▶ TASK SET
**A.** Answer these from the ganglioside rehabilitation abstract, one answer per line, marked like the questions:
(i) How many immature rats were used as models of hypoxic-ischemic brain damage?
(ii) In which journal did the article appear, and with what year, volume, issue and pages?
(iii) Which technique was used to detect activated caspase-3 in neurons?
**B.** Name every group into which the rats in the ganglioside rehabilitation abstract were divided.

Effect of Ganglioside- 1 and Rehabilitation on Recovery of Neurologic Behavior in Rats with Hypoxic- ischemic Brain Damage
10.3969/j.issn.1006-9771.2014.01.009
- VernacularTitle:神经节苷脂-1 与康复训练对缺血缺氧性脑损伤大鼠神经功能的影响
- Author:
Ke WANG
;
Huijuan YANG
;
Jun MA
;
Mei HOU
- Publication Type:Journal Article
- Keywords:
hypoxic-ischemic brain damage, ganglioside-1, rehabilitation, caspase-3, rats
- From:
Chinese Journal of Rehabilitation Theory and Practice
2014;20(1):34-36
- CountryChina
- Language:Chinese
-
Abstract:
Objective To investigate the effects and the possible mechanism of Ganglioside-1 (GM1) and rehabilitation on neurologic behaviors of rats with hypoxic-ischemic brain damage (HIBD). Methods 48 immature rats developed as model of HIBD were divided into 5 groups: control group, GM1 group, rehabilitation training group (R group), GM1+R group, and sham group. They were evaluated with Climb, Slope and Water Maze Tests. The expressions of activated caspase-3 in neurons were detected with immunohistochemistry. Results The achievement of Climb and Slope Test were significantly different among groups (P<0.001), which ranked as the sham group> GM1+R group> R group> GM1 group> control group (P<0.05). The latency of Water Maze Test was significantly different among groups (P<0.01),which was longer in the control and GM1 groups than in the sham group (P<0.05). The activated caspase-3 expressed in hippocampus and frontal cortex was less in the GM1 and R groups than in the sham group (P<0.05), more in the GM1 group, R group and GM1+R group than in the control group in hippocampus (P<0.05), more in the R group and GM1+R group than in the control group in frontal cortex (P<0.05).The expression of activated caspase-3 in both hippocampus and frontal cortex correlated with the achievement of Climb and Slope Test (P<0.05), but not with the latency of Water Maze Test (P>0.05). Conclusion Rehabilitation training and GM1 are effective on recovery of neural function in rats with HIBD with synergia, which may associated with the activated caspase-3 in terminal synapse.

▶ DATA EXCERPTS
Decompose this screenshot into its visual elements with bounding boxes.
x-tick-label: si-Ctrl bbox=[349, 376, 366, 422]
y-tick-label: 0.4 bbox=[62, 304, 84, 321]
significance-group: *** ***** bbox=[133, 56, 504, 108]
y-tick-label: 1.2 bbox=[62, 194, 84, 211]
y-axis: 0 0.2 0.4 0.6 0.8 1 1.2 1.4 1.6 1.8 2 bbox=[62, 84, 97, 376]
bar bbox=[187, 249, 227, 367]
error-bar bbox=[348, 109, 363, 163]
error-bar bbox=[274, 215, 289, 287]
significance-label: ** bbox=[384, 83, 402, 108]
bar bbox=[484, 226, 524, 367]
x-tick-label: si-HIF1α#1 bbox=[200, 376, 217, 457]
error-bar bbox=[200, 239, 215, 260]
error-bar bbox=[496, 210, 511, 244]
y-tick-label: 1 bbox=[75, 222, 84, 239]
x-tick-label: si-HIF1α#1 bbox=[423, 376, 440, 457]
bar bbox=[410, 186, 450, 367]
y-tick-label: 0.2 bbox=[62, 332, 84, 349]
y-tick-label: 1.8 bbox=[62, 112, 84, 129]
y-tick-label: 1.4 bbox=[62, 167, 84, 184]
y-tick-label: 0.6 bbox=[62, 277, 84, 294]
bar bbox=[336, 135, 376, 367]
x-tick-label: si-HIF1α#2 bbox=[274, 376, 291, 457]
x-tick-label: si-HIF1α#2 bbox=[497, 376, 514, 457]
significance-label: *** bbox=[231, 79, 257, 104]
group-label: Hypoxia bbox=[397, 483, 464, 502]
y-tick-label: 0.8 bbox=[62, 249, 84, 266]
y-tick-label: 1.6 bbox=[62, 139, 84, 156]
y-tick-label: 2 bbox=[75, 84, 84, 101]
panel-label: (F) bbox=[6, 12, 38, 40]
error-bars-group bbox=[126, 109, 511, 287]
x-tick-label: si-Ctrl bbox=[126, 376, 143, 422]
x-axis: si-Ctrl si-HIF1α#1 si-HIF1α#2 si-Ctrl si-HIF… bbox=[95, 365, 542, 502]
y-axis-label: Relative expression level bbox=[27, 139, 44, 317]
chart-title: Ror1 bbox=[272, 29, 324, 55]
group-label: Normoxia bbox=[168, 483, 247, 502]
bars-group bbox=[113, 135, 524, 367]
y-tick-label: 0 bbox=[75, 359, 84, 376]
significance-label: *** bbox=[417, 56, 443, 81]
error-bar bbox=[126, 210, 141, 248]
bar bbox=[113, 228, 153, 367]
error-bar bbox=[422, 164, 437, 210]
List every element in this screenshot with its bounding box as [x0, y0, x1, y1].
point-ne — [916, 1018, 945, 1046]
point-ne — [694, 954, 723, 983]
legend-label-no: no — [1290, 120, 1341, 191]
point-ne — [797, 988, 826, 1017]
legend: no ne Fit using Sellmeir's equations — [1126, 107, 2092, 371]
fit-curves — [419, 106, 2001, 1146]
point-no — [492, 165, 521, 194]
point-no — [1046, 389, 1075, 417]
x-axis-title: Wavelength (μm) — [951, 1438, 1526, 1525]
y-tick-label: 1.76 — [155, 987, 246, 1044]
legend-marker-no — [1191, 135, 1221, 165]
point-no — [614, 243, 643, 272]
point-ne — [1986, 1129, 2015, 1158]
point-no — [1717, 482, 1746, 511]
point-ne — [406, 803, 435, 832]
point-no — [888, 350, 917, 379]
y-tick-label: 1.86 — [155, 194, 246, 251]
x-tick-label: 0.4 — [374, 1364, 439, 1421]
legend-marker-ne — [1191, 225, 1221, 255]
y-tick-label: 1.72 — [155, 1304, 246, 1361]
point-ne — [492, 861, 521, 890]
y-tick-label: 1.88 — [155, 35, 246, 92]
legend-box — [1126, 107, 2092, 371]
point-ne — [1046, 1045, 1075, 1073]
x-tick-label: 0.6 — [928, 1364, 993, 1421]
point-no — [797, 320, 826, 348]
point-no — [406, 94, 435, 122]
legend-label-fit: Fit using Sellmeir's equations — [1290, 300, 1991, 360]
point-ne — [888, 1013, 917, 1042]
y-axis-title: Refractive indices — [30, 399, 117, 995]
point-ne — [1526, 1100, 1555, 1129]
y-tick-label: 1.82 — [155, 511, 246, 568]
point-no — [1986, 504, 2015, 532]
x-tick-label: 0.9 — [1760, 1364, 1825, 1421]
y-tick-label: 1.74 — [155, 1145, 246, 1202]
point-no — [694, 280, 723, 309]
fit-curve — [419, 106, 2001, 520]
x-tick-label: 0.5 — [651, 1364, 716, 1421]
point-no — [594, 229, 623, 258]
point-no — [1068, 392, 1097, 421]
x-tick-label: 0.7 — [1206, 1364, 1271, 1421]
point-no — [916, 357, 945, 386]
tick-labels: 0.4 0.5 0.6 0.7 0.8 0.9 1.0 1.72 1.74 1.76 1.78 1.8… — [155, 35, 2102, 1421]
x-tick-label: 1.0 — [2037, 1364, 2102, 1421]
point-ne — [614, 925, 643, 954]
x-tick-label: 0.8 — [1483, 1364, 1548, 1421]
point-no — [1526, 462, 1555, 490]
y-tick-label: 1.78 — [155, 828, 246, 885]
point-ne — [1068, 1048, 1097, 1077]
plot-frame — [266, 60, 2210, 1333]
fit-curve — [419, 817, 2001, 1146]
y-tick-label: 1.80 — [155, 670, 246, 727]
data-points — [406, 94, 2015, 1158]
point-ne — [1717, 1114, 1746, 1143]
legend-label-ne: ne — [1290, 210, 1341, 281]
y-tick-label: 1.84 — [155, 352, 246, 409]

▶ EXPECTED OUTPUTS
**A.**
(i) 48
(ii) Chinese Journal of Rehabilitation Theory and Practice, 2014;20(1):34-36
(iii) Immunohistochemistry

**B.**
Control group
GM1 group
Rehabilitation training group (R group)
GM1+R group
Sham group